-------- DATASET --------

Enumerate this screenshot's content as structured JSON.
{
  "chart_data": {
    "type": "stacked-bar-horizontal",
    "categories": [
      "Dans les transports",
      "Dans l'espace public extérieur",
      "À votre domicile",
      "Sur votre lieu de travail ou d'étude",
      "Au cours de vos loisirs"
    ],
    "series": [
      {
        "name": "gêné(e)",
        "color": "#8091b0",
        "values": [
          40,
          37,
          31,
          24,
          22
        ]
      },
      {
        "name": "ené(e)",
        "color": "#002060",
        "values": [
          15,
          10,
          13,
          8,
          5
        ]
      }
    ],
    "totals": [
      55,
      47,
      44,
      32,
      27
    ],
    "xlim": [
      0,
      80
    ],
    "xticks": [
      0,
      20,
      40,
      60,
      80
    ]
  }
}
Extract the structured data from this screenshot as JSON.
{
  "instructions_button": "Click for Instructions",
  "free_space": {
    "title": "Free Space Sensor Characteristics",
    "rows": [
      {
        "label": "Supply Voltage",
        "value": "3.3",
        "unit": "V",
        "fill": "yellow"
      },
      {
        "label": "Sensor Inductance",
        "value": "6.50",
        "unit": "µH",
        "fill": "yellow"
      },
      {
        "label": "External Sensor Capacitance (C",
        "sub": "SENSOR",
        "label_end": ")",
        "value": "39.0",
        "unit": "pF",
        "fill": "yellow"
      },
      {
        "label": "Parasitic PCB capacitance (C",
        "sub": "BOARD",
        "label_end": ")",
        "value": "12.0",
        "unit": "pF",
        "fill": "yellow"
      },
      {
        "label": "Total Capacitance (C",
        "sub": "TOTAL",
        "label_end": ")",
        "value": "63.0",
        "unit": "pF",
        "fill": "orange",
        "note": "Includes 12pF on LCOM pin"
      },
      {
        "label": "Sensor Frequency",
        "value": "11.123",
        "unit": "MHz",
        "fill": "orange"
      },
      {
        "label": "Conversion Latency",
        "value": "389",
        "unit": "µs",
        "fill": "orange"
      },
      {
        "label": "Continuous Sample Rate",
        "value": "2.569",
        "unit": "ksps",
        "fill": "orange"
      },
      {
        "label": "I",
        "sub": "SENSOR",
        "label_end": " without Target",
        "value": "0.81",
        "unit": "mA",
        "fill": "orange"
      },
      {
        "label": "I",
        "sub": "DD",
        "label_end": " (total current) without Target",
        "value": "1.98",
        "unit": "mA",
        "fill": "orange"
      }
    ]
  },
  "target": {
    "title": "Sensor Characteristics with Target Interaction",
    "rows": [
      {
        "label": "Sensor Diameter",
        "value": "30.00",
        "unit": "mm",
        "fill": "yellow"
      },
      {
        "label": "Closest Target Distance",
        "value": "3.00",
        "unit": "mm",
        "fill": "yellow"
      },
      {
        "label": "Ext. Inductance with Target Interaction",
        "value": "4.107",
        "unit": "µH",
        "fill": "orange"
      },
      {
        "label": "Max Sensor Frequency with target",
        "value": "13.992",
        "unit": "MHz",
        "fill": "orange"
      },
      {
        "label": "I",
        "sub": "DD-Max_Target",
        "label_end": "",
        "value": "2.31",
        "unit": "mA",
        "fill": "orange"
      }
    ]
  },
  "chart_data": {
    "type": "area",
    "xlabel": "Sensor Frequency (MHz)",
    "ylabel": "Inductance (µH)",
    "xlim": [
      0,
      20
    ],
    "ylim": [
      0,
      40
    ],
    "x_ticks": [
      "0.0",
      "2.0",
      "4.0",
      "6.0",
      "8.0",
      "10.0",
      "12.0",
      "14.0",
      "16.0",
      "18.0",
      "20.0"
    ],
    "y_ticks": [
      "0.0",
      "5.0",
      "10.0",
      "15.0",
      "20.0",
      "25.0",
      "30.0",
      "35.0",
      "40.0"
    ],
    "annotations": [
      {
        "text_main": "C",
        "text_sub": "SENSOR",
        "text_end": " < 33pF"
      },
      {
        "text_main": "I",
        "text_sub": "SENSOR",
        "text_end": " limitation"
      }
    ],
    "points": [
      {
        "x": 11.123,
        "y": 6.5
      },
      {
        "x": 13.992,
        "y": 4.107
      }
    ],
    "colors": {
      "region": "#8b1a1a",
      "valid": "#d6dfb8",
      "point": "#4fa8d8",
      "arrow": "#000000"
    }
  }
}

--------

§ AIM OF THE TASK
Return all of the entries exactly as they were supplied.

§ ANSWER TO THE EXERCISE
Enumerate this screenshot's content as structured JSON.
{
  "chart_data": {
    "type": "stacked-bar-horizontal",
    "categories": [
      "Dans les transports",
      "Dans l'espace public extérieur",
      "À votre domicile",
      "Sur votre lieu de travail ou d'étude",
      "Au cours de vos loisirs"
    ],
    "series": [
      {
        "name": "gêné(e)",
        "color": "#8091b0",
        "values": [
          40,
          37,
          31,
          24,
          22
        ]
      },
      {
        "name": "ené(e)",
        "color": "#002060",
        "values": [
          15,
          10,
          13,
          8,
          5
        ]
      }
    ],
    "totals": [
      55,
      47,
      44,
      32,
      27
    ],
    "xlim": [
      0,
      80
    ],
    "xticks": [
      0,
      20,
      40,
      60,
      80
    ]
  }
}
Extract the structured data from this screenshot as JSON.
{
  "instructions_button": "Click for Instructions",
  "free_space": {
    "title": "Free Space Sensor Characteristics",
    "rows": [
      {
        "label": "Supply Voltage",
        "value": "3.3",
        "unit": "V",
        "fill": "yellow"
      },
      {
        "label": "Sensor Inductance",
        "value": "6.50",
        "unit": "µH",
        "fill": "yellow"
      },
      {
        "label": "External Sensor Capacitance (C",
        "sub": "SENSOR",
        "label_end": ")",
        "value": "39.0",
        "unit": "pF",
        "fill": "yellow"
      },
      {
        "label": "Parasitic PCB capacitance (C",
        "sub": "BOARD",
        "label_end": ")",
        "value": "12.0",
        "unit": "pF",
        "fill": "yellow"
      },
      {
        "label": "Total Capacitance (C",
        "sub": "TOTAL",
        "label_end": ")",
        "value": "63.0",
        "unit": "pF",
        "fill": "orange",
        "note": "Includes 12pF on LCOM pin"
      },
      {
        "label": "Sensor Frequency",
        "value": "11.123",
        "unit": "MHz",
        "fill": "orange"
      },
      {
        "label": "Conversion Latency",
        "value": "389",
        "unit": "µs",
        "fill": "orange"
      },
      {
        "label": "Continuous Sample Rate",
        "value": "2.569",
        "unit": "ksps",
        "fill": "orange"
      },
      {
        "label": "I",
        "sub": "SENSOR",
        "label_end": " without Target",
        "value": "0.81",
        "unit": "mA",
        "fill": "orange"
      },
      {
        "label": "I",
        "sub": "DD",
        "label_end": " (total current) without Target",
        "value": "1.98",
        "unit": "mA",
        "fill": "orange"
      }
    ]
  },
  "target": {
    "title": "Sensor Characteristics with Target Interaction",
    "rows": [
      {
        "label": "Sensor Diameter",
        "value": "30.00",
        "unit": "mm",
        "fill": "yellow"
      },
      {
        "label": "Closest Target Distance",
        "value": "3.00",
        "unit": "mm",
        "fill": "yellow"
      },
      {
        "label": "Ext. Inductance with Target Interaction",
        "value": "4.107",
        "unit": "µH",
        "fill": "orange"
      },
      {
        "label": "Max Sensor Frequency with target",
        "value": "13.992",
        "unit": "MHz",
        "fill": "orange"
      },
      {
        "label": "I",
        "sub": "DD-Max_Target",
        "label_end": "",
        "value": "2.31",
        "unit": "mA",
        "fill": "orange"
      }
    ]
  },
  "chart_data": {
    "type": "area",
    "xlabel": "Sensor Frequency (MHz)",
    "ylabel": "Inductance (µH)",
    "xlim": [
      0,
      20
    ],
    "ylim": [
      0,
      40
    ],
    "x_ticks": [
      "0.0",
      "2.0",
      "4.0",
      "6.0",
      "8.0",
      "10.0",
      "12.0",
      "14.0",
      "16.0",
      "18.0",
      "20.0"
    ],
    "y_ticks": [
      "0.0",
      "5.0",
      "10.0",
      "15.0",
      "20.0",
      "25.0",
      "30.0",
      "35.0",
      "40.0"
    ],
    "annotations": [
      {
        "text_main": "C",
        "text_sub": "SENSOR",
        "text_end": " < 33pF"
      },
      {
        "text_main": "I",
        "text_sub": "SENSOR",
        "text_end": " limitation"
      }
    ],
    "points": [
      {
        "x": 11.123,
        "y": 6.5
      },
      {
        "x": 13.992,
        "y": 4.107
      }
    ],
    "colors": {
      "region": "#8b1a1a",
      "valid": "#d6dfb8",
      "point": "#4fa8d8",
      "arrow": "#000000"
    }
  }
}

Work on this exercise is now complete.